▸ Task directions
For every line in the records that has the word "label", make a copy.

Extracted data entries
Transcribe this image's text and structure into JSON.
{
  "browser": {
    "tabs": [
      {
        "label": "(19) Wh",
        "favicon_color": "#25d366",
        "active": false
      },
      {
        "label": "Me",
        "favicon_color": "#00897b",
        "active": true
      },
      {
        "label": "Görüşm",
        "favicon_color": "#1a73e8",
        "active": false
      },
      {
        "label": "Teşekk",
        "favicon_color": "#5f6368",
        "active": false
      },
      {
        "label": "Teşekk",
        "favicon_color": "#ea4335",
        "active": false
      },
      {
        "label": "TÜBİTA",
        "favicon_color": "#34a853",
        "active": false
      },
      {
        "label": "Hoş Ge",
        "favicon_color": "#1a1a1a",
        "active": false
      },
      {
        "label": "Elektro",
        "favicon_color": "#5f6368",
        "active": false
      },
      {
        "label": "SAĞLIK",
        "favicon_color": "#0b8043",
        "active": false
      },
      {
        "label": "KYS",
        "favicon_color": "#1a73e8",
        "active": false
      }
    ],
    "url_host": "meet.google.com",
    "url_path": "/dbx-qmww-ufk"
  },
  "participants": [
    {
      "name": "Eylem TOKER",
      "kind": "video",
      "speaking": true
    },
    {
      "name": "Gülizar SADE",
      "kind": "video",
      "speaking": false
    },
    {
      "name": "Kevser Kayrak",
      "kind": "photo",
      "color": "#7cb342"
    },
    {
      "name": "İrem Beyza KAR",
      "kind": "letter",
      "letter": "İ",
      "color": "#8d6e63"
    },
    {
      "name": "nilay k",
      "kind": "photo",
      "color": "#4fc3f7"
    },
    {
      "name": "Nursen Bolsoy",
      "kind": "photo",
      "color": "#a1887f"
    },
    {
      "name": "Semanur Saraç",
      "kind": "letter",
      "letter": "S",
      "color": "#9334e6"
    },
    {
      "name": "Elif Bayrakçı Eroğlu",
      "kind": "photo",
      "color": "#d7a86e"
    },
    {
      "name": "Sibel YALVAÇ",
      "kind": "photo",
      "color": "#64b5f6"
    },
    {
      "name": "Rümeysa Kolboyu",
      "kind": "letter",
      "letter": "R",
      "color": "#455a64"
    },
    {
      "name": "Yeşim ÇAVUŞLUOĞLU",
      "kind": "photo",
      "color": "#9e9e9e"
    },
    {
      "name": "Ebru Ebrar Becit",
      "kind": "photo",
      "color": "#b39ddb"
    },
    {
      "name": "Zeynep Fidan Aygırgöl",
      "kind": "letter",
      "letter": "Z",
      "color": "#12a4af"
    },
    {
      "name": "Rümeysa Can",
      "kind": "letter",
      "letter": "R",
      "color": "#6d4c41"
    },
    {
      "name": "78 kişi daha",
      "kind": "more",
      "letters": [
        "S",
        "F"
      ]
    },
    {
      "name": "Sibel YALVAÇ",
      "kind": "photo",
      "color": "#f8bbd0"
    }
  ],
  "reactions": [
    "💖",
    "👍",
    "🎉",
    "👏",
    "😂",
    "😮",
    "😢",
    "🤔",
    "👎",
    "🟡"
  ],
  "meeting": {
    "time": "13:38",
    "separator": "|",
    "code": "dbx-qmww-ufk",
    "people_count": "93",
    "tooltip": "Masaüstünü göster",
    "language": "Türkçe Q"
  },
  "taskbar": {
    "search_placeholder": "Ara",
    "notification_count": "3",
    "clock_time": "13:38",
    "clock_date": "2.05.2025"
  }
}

▸ Written response
        "label": "(19) Wh",
        "label": "Me",
        "label": "Görüşm",
        "label": "Teşekk",
        "label": "Teşekk",
        "label": "TÜBİTA",
        "label": "Hoş Ge",
        "label": "Elektro",
        "label": "SAĞLIK",
        "label": "KYS",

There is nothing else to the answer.